EXERCISE REQUIREMENTS: Only lines holding the word "this" should be copied from the material.

SUPPLIED DATA:
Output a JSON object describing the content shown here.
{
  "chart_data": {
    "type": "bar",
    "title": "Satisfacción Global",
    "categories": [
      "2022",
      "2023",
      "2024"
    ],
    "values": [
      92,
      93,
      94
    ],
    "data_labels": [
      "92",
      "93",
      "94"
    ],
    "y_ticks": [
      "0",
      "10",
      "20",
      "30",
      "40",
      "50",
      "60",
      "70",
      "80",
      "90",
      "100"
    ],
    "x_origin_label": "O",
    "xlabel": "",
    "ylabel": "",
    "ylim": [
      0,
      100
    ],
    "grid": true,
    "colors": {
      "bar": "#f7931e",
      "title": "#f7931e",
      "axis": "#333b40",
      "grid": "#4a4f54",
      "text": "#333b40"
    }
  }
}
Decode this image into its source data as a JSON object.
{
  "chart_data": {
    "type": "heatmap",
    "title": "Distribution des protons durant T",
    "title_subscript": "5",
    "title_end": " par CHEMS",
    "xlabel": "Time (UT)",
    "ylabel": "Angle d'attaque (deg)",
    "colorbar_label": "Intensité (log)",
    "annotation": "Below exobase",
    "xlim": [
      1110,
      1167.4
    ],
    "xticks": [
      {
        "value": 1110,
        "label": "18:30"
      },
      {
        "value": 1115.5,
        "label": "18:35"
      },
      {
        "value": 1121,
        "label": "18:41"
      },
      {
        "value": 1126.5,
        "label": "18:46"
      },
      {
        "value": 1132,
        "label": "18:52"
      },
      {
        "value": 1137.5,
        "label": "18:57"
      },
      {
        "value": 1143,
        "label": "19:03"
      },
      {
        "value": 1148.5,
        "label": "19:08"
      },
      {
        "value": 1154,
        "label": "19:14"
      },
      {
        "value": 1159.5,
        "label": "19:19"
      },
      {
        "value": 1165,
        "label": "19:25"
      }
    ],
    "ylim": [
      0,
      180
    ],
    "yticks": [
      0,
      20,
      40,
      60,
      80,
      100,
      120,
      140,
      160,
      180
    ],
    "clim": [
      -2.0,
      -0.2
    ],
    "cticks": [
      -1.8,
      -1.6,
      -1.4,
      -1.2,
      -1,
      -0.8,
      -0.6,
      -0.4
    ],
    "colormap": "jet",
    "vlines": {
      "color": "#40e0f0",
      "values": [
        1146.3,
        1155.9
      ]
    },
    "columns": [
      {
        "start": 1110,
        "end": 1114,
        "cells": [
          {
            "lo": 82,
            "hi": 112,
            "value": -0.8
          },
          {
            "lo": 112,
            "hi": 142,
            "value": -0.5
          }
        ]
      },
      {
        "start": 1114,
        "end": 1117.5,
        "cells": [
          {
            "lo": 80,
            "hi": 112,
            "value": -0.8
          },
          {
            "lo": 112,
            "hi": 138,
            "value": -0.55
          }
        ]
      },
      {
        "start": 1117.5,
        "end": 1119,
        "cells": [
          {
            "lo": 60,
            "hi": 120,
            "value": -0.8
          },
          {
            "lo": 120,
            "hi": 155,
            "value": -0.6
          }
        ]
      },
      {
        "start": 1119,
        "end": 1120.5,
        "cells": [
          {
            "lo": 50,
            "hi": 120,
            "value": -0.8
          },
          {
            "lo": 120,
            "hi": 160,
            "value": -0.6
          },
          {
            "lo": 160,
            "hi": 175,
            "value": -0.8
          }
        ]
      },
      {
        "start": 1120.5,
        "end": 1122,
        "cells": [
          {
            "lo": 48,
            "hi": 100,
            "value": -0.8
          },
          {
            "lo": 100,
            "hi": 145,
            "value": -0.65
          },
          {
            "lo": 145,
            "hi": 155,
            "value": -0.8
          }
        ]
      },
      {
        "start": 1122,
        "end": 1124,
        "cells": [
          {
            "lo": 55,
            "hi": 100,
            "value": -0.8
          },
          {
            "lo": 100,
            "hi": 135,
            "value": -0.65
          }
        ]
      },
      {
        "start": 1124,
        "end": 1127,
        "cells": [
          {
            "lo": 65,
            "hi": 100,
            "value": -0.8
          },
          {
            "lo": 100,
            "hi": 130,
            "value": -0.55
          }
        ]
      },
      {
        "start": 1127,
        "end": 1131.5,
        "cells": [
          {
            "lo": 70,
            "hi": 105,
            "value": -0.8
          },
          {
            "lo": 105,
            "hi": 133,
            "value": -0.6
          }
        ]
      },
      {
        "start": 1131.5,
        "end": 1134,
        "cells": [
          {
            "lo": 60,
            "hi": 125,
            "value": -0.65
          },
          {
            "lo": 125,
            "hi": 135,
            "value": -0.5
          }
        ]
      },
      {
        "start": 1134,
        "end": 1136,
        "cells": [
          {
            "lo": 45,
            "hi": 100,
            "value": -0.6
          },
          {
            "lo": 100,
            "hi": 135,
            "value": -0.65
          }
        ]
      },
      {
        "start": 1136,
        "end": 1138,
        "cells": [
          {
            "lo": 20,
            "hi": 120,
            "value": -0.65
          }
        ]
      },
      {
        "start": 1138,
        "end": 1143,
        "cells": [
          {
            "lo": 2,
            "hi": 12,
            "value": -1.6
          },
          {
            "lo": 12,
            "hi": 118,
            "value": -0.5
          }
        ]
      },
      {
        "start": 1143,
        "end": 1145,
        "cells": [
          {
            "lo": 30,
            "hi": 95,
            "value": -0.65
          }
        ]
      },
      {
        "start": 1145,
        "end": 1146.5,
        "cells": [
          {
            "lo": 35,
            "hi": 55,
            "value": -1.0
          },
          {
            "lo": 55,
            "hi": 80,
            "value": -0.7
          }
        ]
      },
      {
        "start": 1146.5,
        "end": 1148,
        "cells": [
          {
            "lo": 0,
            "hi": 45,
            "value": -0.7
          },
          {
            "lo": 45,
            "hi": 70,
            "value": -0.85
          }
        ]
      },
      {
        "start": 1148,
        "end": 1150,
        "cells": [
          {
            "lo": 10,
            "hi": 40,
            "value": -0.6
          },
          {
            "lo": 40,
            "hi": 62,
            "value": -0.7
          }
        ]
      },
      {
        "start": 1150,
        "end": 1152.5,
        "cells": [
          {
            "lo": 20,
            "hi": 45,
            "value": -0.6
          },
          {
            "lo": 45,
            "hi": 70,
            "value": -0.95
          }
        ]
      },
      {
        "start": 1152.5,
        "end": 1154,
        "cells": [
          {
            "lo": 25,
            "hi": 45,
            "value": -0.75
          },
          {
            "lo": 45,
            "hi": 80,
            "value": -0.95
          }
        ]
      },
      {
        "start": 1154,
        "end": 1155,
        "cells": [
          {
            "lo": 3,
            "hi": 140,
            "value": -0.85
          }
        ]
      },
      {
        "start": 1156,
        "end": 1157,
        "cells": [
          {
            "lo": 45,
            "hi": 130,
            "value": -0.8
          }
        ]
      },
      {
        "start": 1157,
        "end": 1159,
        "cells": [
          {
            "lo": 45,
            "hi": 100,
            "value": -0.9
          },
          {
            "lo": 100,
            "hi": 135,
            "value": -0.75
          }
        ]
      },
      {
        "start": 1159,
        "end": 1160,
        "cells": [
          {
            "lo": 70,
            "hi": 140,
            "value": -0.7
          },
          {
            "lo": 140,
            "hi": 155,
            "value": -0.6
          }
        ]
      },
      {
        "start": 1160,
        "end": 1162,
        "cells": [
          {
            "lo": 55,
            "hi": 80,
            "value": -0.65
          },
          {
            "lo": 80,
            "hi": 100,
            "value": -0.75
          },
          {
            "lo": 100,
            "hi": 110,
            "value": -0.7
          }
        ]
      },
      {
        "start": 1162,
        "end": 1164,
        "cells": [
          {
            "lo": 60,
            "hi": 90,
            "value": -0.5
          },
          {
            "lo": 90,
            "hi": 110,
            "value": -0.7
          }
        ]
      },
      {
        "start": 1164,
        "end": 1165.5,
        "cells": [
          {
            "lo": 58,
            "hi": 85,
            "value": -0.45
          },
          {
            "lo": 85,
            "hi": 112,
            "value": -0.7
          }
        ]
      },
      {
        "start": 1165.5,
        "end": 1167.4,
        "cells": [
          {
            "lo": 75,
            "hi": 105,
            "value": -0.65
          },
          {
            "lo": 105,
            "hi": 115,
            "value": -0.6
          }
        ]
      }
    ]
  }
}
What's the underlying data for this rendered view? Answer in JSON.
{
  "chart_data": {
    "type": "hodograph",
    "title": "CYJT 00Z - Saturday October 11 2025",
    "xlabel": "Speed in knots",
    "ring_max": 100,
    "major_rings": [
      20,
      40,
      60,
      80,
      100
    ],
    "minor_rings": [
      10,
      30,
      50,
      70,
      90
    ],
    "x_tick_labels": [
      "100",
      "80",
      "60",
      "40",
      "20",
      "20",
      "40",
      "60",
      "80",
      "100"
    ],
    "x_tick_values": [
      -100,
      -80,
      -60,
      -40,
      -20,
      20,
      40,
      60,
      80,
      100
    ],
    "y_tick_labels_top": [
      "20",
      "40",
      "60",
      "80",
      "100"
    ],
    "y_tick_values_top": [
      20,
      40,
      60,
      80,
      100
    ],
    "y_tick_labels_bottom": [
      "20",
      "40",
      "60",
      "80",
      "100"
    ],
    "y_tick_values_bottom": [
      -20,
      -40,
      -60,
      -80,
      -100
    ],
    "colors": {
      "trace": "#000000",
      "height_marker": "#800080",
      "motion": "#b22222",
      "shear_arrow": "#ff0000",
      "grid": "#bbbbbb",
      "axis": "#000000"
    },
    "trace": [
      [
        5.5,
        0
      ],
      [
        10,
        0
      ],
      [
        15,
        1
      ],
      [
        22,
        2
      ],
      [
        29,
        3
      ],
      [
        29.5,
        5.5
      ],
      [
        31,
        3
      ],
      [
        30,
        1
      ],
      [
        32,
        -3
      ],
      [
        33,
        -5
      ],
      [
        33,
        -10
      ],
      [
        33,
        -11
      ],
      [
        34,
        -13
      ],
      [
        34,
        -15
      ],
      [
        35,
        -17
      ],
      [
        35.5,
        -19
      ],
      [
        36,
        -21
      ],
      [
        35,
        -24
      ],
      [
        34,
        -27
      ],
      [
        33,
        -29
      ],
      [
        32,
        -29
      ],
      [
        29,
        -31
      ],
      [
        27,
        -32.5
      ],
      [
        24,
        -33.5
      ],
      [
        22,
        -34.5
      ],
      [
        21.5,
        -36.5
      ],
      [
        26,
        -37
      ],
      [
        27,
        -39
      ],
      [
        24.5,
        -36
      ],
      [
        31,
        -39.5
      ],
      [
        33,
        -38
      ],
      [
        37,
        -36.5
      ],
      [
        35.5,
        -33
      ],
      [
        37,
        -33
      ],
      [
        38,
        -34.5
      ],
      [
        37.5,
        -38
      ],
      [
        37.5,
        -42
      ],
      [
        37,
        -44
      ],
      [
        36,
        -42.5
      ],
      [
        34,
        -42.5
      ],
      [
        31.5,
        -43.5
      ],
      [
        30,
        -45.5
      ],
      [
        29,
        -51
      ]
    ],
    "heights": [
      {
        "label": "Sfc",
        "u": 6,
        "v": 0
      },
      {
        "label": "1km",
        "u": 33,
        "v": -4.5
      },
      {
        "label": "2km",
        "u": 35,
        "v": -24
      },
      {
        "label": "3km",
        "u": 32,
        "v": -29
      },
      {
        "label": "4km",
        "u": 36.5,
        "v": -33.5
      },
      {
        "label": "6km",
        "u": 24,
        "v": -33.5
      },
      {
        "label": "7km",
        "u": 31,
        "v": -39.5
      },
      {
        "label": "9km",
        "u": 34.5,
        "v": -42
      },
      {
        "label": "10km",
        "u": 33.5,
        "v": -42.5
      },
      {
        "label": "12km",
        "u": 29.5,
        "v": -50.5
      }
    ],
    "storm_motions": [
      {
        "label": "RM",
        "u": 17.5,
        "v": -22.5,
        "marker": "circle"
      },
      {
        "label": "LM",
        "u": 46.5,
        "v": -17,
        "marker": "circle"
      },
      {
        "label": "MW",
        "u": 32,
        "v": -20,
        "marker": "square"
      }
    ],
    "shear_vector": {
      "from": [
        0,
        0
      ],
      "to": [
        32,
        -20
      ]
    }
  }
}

COMPLETE ANSWER:
Decode this image into its source data as a JSON object.
What's the underlying data for this rendered view? Answer in JSON.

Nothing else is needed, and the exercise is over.